* **Figure collection entries**
■ ■ ■ ■
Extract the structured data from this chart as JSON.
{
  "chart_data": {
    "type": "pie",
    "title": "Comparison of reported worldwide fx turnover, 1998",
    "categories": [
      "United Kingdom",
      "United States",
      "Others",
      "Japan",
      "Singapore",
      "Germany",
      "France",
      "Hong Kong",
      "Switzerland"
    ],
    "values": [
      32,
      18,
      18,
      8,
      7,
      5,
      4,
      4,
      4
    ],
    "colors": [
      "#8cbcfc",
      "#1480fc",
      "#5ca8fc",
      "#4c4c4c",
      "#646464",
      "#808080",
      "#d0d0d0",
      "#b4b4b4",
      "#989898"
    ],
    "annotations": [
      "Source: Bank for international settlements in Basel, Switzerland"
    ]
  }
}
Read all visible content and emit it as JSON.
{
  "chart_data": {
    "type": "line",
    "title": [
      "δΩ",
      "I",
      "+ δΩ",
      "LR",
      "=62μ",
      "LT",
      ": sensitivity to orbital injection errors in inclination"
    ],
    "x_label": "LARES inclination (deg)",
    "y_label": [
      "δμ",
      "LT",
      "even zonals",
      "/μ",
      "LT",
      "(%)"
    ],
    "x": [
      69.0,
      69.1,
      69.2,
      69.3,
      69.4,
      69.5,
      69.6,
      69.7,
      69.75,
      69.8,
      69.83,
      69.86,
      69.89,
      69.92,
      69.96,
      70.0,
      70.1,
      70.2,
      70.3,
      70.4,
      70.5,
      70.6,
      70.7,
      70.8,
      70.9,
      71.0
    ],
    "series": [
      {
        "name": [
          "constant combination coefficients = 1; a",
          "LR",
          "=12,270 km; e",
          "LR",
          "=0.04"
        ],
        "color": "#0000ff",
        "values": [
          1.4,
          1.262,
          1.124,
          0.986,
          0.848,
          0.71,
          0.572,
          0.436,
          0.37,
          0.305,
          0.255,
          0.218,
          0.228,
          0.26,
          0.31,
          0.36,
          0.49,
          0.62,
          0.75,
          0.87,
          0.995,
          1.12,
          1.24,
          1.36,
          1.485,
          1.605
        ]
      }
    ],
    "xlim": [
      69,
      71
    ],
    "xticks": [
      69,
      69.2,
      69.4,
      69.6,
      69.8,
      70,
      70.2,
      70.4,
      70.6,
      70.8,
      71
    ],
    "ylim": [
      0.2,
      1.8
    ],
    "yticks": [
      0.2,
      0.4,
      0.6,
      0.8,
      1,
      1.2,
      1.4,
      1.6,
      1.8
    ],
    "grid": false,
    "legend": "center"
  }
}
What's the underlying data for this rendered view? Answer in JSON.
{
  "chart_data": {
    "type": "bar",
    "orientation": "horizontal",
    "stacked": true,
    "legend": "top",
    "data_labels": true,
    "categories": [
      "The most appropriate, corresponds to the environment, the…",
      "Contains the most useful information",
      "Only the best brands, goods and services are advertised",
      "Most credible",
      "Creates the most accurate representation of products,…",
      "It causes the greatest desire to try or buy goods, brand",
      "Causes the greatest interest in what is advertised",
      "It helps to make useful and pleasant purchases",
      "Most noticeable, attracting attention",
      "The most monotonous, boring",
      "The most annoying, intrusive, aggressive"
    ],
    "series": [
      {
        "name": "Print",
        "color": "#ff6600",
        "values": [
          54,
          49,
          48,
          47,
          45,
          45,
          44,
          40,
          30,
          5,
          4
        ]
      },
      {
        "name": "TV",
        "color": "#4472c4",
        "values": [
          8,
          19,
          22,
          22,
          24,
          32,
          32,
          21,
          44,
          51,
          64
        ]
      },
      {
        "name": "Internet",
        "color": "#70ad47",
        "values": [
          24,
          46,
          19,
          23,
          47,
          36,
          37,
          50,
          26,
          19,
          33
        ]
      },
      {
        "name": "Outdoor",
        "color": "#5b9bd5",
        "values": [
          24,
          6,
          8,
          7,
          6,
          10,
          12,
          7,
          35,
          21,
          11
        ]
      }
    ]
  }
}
■ ■ ■ ■
* **Task requirements**
Look through the material and say how many lines hold "JSON". Give the number only.

* **Correct response**
3